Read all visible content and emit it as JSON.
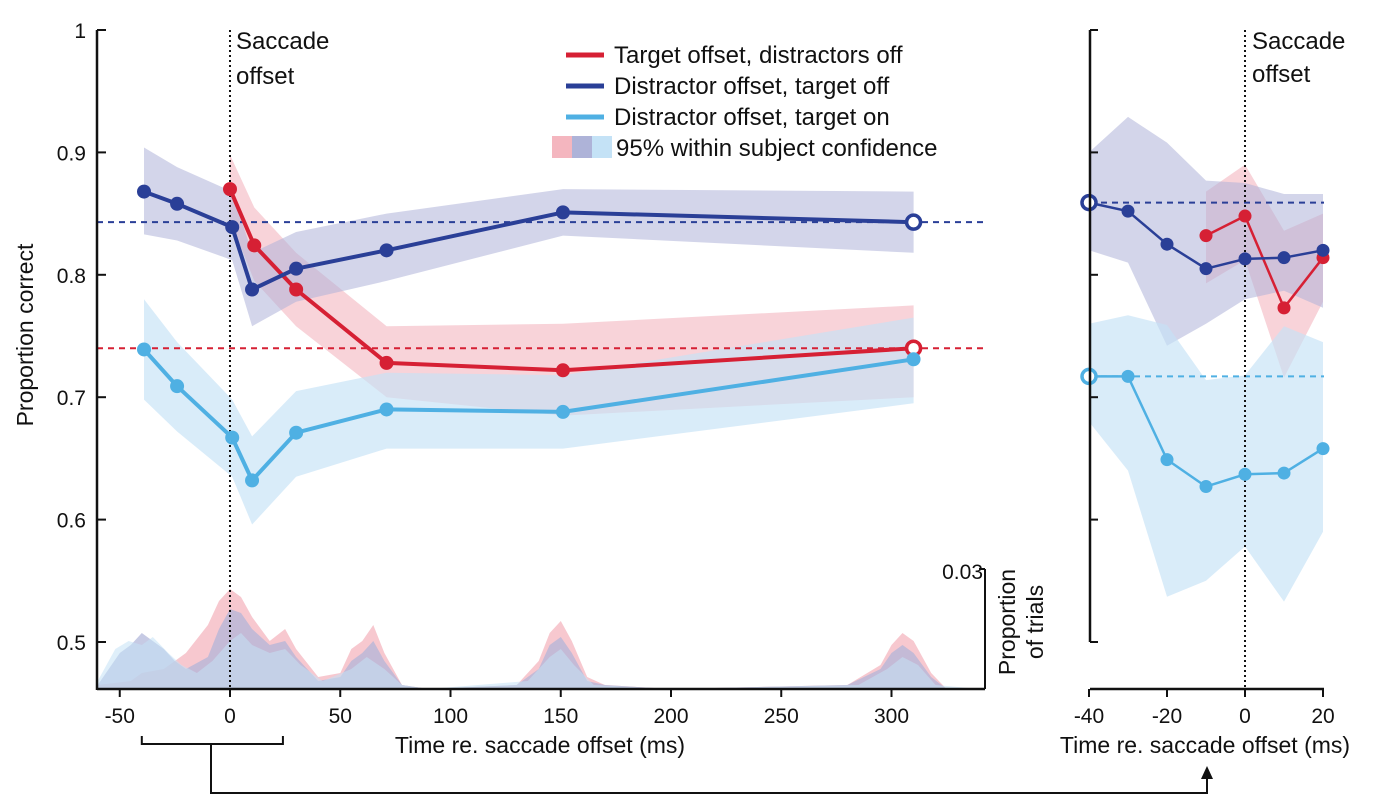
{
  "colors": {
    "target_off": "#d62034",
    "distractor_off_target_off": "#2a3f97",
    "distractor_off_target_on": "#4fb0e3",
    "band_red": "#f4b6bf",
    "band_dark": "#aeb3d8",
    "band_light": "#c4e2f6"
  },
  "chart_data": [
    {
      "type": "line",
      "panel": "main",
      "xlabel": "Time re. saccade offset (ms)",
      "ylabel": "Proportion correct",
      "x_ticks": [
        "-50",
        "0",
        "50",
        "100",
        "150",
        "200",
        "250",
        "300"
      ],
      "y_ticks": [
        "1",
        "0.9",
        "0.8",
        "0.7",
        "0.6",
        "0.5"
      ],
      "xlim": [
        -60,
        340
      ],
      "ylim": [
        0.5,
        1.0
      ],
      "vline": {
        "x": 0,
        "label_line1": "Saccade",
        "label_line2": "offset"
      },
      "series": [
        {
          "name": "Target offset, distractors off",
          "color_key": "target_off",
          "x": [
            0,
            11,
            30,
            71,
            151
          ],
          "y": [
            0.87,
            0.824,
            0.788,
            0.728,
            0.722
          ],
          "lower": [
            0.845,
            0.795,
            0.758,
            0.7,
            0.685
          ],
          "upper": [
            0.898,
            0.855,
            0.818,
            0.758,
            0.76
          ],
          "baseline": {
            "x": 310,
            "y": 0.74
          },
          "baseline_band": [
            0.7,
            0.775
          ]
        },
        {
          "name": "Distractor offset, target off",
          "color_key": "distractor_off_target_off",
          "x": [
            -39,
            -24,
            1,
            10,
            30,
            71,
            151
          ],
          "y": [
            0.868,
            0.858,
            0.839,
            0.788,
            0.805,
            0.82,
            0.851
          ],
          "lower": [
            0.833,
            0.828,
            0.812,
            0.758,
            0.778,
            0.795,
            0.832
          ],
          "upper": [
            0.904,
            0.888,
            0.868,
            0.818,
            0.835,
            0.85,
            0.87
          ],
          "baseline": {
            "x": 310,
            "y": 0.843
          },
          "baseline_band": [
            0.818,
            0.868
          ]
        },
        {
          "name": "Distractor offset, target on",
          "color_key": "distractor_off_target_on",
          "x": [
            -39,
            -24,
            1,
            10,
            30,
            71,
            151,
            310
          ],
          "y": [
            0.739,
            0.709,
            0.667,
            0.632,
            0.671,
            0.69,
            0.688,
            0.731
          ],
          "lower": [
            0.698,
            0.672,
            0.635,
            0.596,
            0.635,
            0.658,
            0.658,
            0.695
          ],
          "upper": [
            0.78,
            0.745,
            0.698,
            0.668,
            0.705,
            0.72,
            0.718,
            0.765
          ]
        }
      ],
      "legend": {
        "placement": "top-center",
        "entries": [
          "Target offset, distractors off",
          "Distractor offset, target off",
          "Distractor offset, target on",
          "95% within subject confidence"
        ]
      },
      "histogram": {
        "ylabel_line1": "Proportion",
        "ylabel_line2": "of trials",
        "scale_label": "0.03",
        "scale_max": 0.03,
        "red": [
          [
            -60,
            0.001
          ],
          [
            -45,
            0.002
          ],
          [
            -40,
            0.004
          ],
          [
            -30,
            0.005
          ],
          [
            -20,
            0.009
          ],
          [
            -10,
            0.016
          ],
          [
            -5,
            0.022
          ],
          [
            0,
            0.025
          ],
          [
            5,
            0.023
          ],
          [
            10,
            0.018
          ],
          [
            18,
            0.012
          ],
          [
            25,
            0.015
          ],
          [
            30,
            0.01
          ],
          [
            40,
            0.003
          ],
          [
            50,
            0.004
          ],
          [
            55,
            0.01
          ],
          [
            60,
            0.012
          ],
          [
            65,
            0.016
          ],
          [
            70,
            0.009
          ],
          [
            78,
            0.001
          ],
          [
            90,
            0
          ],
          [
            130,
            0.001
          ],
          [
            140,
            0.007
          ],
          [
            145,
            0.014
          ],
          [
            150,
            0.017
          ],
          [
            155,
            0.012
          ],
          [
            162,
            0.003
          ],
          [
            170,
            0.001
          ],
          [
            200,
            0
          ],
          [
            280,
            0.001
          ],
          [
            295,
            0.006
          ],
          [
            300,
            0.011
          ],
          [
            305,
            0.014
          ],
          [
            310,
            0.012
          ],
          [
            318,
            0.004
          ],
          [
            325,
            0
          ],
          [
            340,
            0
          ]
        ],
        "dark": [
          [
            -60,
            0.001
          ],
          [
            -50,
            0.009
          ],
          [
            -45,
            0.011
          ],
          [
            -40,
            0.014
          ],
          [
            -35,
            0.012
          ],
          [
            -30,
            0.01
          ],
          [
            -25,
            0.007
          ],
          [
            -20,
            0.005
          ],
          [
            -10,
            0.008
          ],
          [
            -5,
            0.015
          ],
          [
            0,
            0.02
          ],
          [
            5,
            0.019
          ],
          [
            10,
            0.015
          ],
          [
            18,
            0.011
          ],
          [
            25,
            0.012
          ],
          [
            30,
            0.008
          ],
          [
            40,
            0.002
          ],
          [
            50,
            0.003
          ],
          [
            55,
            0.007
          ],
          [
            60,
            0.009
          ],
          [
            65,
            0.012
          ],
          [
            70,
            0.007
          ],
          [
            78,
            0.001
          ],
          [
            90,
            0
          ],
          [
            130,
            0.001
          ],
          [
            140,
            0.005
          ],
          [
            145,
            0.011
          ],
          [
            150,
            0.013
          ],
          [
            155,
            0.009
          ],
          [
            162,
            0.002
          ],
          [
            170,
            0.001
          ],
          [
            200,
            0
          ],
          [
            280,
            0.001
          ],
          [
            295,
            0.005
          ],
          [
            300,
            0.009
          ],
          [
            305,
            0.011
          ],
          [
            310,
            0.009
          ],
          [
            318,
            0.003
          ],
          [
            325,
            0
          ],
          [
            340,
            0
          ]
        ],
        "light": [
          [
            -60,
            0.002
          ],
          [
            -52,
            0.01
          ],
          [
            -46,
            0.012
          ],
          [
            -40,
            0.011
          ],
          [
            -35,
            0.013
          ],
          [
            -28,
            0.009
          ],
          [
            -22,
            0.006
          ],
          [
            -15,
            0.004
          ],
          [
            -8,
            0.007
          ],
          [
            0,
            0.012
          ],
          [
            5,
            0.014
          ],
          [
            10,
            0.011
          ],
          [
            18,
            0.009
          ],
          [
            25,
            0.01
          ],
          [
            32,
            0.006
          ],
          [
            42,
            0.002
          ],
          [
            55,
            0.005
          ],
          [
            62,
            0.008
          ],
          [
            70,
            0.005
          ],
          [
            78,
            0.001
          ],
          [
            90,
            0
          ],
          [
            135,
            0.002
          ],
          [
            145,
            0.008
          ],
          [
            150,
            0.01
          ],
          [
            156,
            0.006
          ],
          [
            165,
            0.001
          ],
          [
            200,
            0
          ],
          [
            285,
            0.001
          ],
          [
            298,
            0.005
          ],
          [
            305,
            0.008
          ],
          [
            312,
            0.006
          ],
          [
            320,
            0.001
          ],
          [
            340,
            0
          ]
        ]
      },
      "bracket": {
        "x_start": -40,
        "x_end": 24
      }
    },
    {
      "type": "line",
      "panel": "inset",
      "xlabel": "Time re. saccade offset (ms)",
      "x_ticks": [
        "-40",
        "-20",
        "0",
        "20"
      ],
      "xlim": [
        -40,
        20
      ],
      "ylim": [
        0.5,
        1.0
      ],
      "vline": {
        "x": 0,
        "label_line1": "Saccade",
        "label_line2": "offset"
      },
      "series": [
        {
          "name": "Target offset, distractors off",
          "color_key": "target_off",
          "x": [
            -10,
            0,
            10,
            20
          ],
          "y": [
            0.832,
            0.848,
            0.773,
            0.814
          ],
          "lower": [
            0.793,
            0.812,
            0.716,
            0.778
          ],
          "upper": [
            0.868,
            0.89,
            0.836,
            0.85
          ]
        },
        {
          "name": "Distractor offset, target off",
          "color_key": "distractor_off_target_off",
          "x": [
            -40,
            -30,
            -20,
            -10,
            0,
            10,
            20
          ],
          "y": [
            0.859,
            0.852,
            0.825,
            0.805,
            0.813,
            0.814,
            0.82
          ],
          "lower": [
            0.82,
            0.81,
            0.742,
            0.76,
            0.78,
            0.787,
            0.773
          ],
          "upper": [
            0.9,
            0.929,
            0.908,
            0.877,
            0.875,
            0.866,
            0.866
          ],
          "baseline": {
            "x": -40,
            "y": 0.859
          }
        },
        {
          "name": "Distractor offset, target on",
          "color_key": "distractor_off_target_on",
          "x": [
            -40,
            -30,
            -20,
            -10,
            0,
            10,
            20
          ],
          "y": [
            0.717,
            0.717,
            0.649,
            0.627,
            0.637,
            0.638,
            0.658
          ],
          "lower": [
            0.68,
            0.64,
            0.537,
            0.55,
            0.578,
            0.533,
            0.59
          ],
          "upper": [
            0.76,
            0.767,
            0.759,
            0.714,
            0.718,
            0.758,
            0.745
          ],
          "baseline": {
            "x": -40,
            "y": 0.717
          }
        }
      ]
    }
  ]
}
____________
Copy in full each line that holds the word "Proportion".

      "ylabel": "Proportion correct",
        "ylabel_line1": "Proportion",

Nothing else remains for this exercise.